Where does the string "screenshot" appear in the records? Copy every line that contains it.
— Start of Provided records —
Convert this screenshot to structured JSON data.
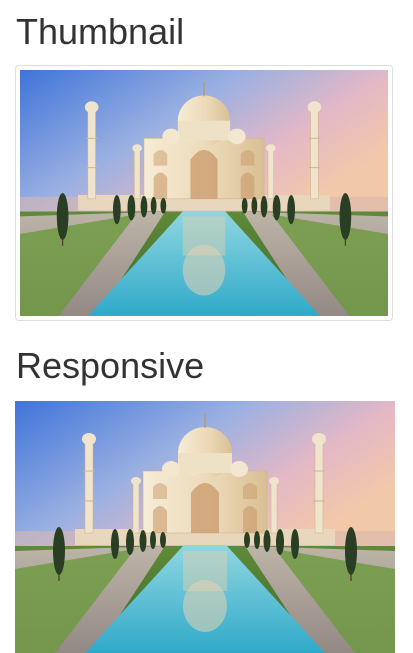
{
  "sections": [
    {
      "heading": "Thumbnail",
      "image_subject": "taj-mahal-photo"
    },
    {
      "heading": "Responsive",
      "image_subject": "taj-mahal-photo"
    }
  ],
  "colors": {
    "heading_text": "#333333",
    "thumbnail_border": "#dddddd",
    "sky_blue": "#4a7fd6",
    "sky_pink": "#e9b5c4",
    "dome_cream": "#efe2c8",
    "pool_cyan": "#5fc9d9",
    "cypress_green": "#2f4a2a"
  }
}
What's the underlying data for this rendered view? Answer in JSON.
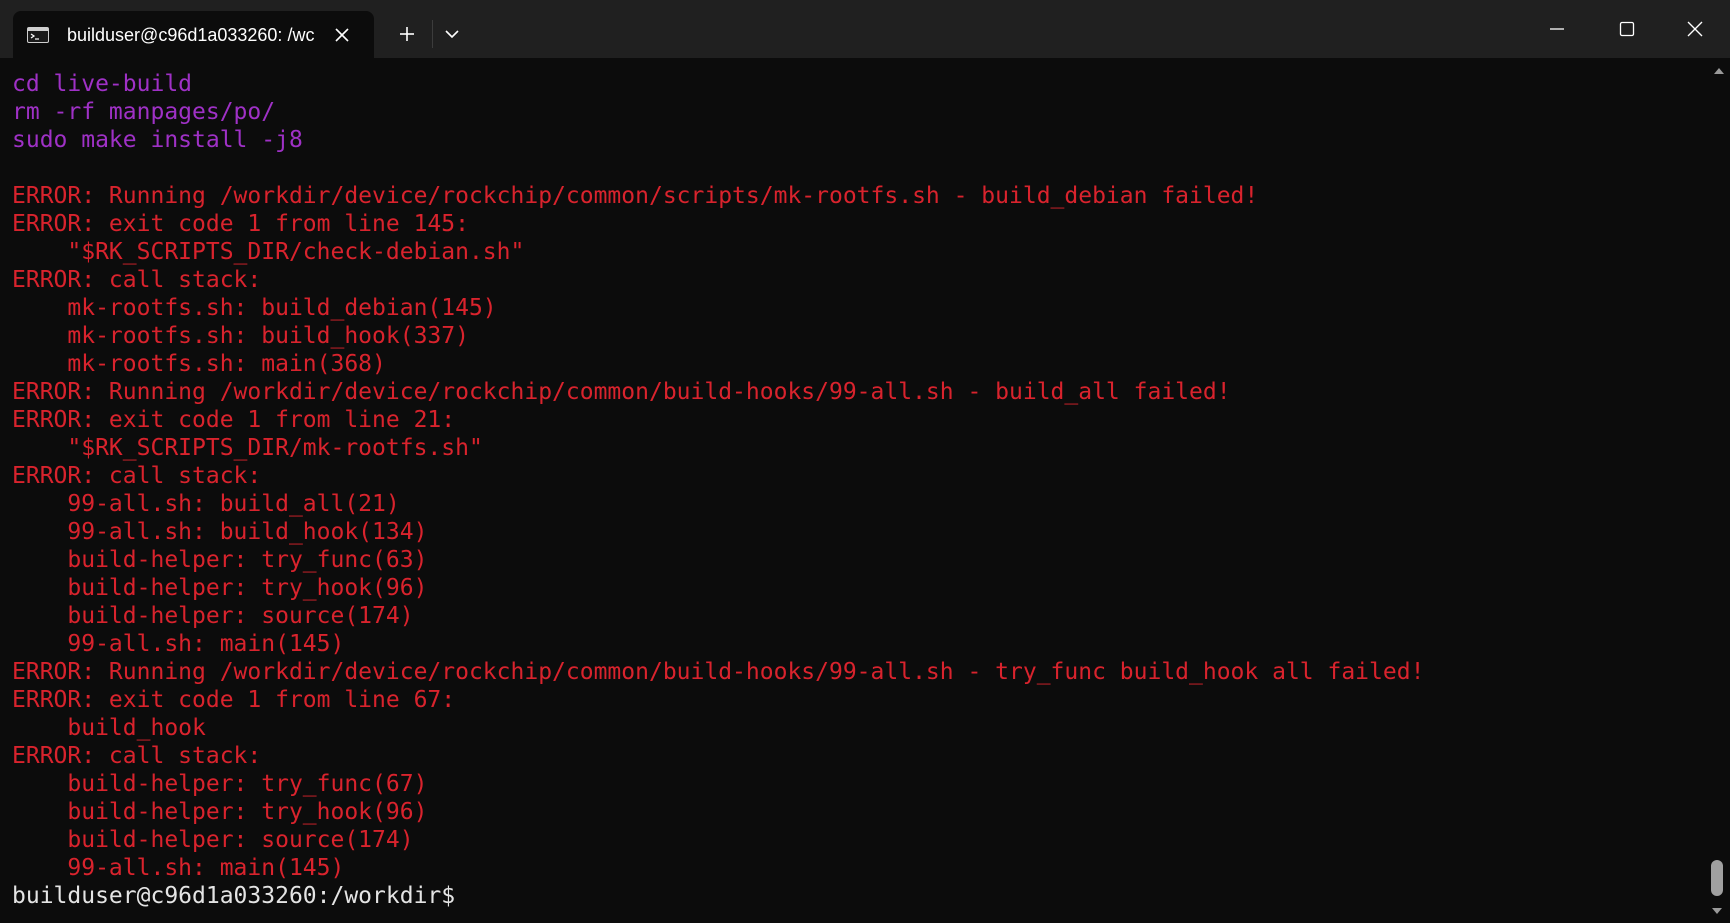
{
  "tab": {
    "title": "builduser@c96d1a033260: /wc"
  },
  "terminal": {
    "lines": [
      {
        "text": "cd live-build",
        "kind": "cmd"
      },
      {
        "text": "rm -rf manpages/po/",
        "kind": "cmd"
      },
      {
        "text": "sudo make install -j8",
        "kind": "cmd"
      },
      {
        "text": "",
        "kind": "blank"
      },
      {
        "text": "ERROR: Running /workdir/device/rockchip/common/scripts/mk-rootfs.sh - build_debian failed!",
        "kind": "err"
      },
      {
        "text": "ERROR: exit code 1 from line 145:",
        "kind": "err"
      },
      {
        "text": "    \"$RK_SCRIPTS_DIR/check-debian.sh\"",
        "kind": "err"
      },
      {
        "text": "ERROR: call stack:",
        "kind": "err"
      },
      {
        "text": "    mk-rootfs.sh: build_debian(145)",
        "kind": "err"
      },
      {
        "text": "    mk-rootfs.sh: build_hook(337)",
        "kind": "err"
      },
      {
        "text": "    mk-rootfs.sh: main(368)",
        "kind": "err"
      },
      {
        "text": "ERROR: Running /workdir/device/rockchip/common/build-hooks/99-all.sh - build_all failed!",
        "kind": "err"
      },
      {
        "text": "ERROR: exit code 1 from line 21:",
        "kind": "err"
      },
      {
        "text": "    \"$RK_SCRIPTS_DIR/mk-rootfs.sh\"",
        "kind": "err"
      },
      {
        "text": "ERROR: call stack:",
        "kind": "err"
      },
      {
        "text": "    99-all.sh: build_all(21)",
        "kind": "err"
      },
      {
        "text": "    99-all.sh: build_hook(134)",
        "kind": "err"
      },
      {
        "text": "    build-helper: try_func(63)",
        "kind": "err"
      },
      {
        "text": "    build-helper: try_hook(96)",
        "kind": "err"
      },
      {
        "text": "    build-helper: source(174)",
        "kind": "err"
      },
      {
        "text": "    99-all.sh: main(145)",
        "kind": "err"
      },
      {
        "text": "ERROR: Running /workdir/device/rockchip/common/build-hooks/99-all.sh - try_func build_hook all failed!",
        "kind": "err"
      },
      {
        "text": "ERROR: exit code 1 from line 67:",
        "kind": "err"
      },
      {
        "text": "    build_hook",
        "kind": "err"
      },
      {
        "text": "ERROR: call stack:",
        "kind": "err"
      },
      {
        "text": "    build-helper: try_func(67)",
        "kind": "err"
      },
      {
        "text": "    build-helper: try_hook(96)",
        "kind": "err"
      },
      {
        "text": "    build-helper: source(174)",
        "kind": "err"
      },
      {
        "text": "    99-all.sh: main(145)",
        "kind": "err"
      },
      {
        "text": "builduser@c96d1a033260:/workdir$",
        "kind": "prompt"
      }
    ]
  },
  "colors": {
    "background": "#0c0c0c",
    "titlebar": "#202020",
    "command": "#9f31c6",
    "error": "#d9232d",
    "prompt": "#e4e4e4"
  },
  "icons": {
    "tab": "terminal-icon",
    "close_tab": "close-icon",
    "new_tab": "plus-icon",
    "dropdown": "chevron-down-icon",
    "minimize": "minimize-icon",
    "maximize": "maximize-icon",
    "close_window": "close-icon"
  }
}
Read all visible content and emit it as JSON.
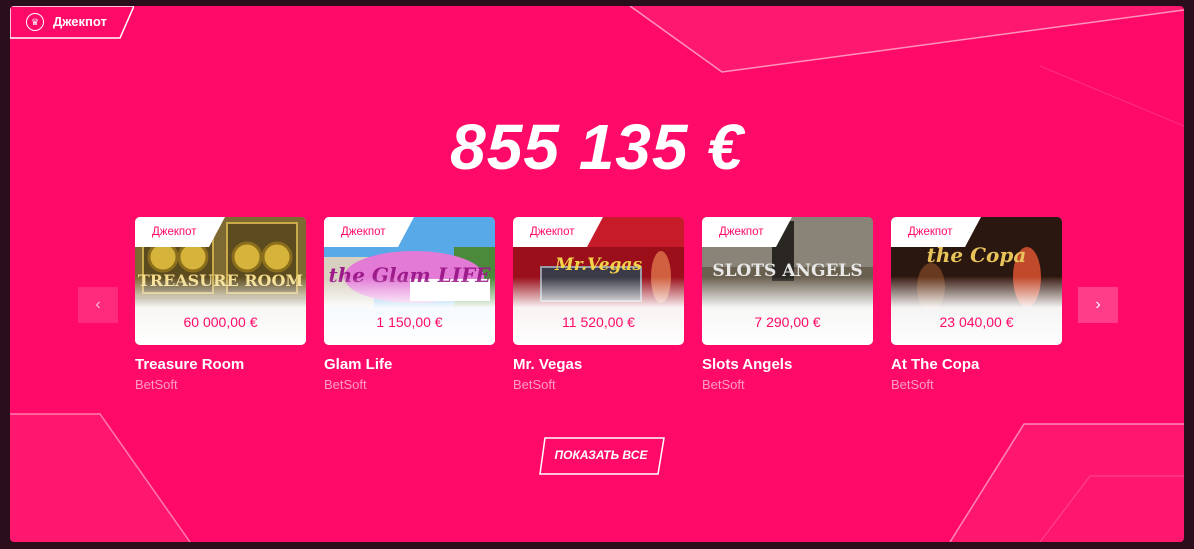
{
  "section": {
    "tag_label": "Джекпот",
    "tag_icon": "crown-icon",
    "jackpot_amount": "855 135 €",
    "show_all_label": "ПОКАЗАТЬ ВСЕ",
    "accent_color": "#ff0a68"
  },
  "games": [
    {
      "badge": "Джекпот",
      "thumb_title": "TREASURE ROOM",
      "amount": "60 000,00 €",
      "name": "Treasure Room",
      "provider": "BetSoft"
    },
    {
      "badge": "Джекпот",
      "thumb_title": "the Glam LIFE",
      "amount": "1 150,00 €",
      "name": "Glam Life",
      "provider": "BetSoft"
    },
    {
      "badge": "Джекпот",
      "thumb_title": "Mr.Vegas",
      "amount": "11 520,00 €",
      "name": "Mr. Vegas",
      "provider": "BetSoft"
    },
    {
      "badge": "Джекпот",
      "thumb_title": "SLOTS ANGELS",
      "amount": "7 290,00 €",
      "name": "Slots Angels",
      "provider": "BetSoft"
    },
    {
      "badge": "Джекпот",
      "thumb_title": "the Copa",
      "amount": "23 040,00 €",
      "name": "At The Copa",
      "provider": "BetSoft"
    }
  ],
  "carousel": {
    "prev_icon": "chevron-left-icon",
    "next_icon": "chevron-right-icon"
  }
}
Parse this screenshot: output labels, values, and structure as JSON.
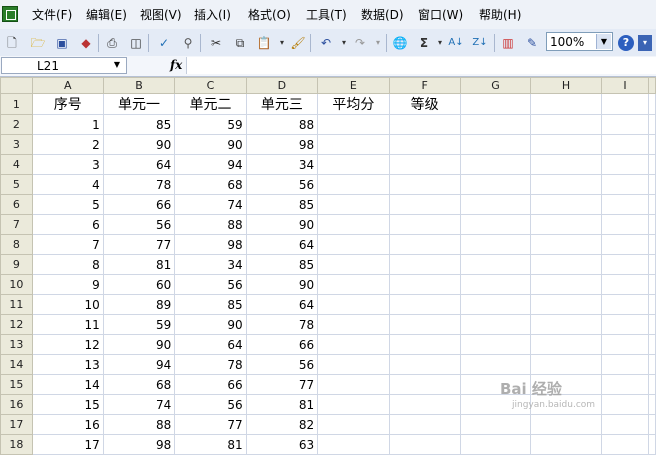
{
  "menu": [
    "文件(F)",
    "编辑(E)",
    "视图(V)",
    "插入(I)",
    "格式(O)",
    "工具(T)",
    "数据(D)",
    "窗口(W)",
    "帮助(H)"
  ],
  "toolbar": {
    "zoom": "100%"
  },
  "formula": {
    "cell_ref": "L21",
    "fx_label": "fx",
    "content": ""
  },
  "columns": [
    "A",
    "B",
    "C",
    "D",
    "E",
    "F",
    "G",
    "H",
    "I"
  ],
  "headers": [
    "序号",
    "单元一",
    "单元二",
    "单元三",
    "平均分",
    "等级"
  ],
  "rows": [
    [
      1,
      85,
      59,
      88
    ],
    [
      2,
      90,
      90,
      98
    ],
    [
      3,
      64,
      94,
      34
    ],
    [
      4,
      78,
      68,
      56
    ],
    [
      5,
      66,
      74,
      85
    ],
    [
      6,
      56,
      88,
      90
    ],
    [
      7,
      77,
      98,
      64
    ],
    [
      8,
      81,
      34,
      85
    ],
    [
      9,
      60,
      56,
      90
    ],
    [
      10,
      89,
      85,
      64
    ],
    [
      11,
      59,
      90,
      78
    ],
    [
      12,
      90,
      64,
      66
    ],
    [
      13,
      94,
      78,
      56
    ],
    [
      14,
      68,
      66,
      77
    ],
    [
      15,
      74,
      56,
      81
    ],
    [
      16,
      88,
      77,
      82
    ],
    [
      17,
      98,
      81,
      63
    ]
  ],
  "watermark": {
    "brand": "Bai 经验",
    "sub": "jingyan.baidu.com"
  }
}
— End of Provided records —
- [Result of this task]
Convert this screenshot to structured JSON data.
Parse this screenshot: output labels, values, and structure as JSON.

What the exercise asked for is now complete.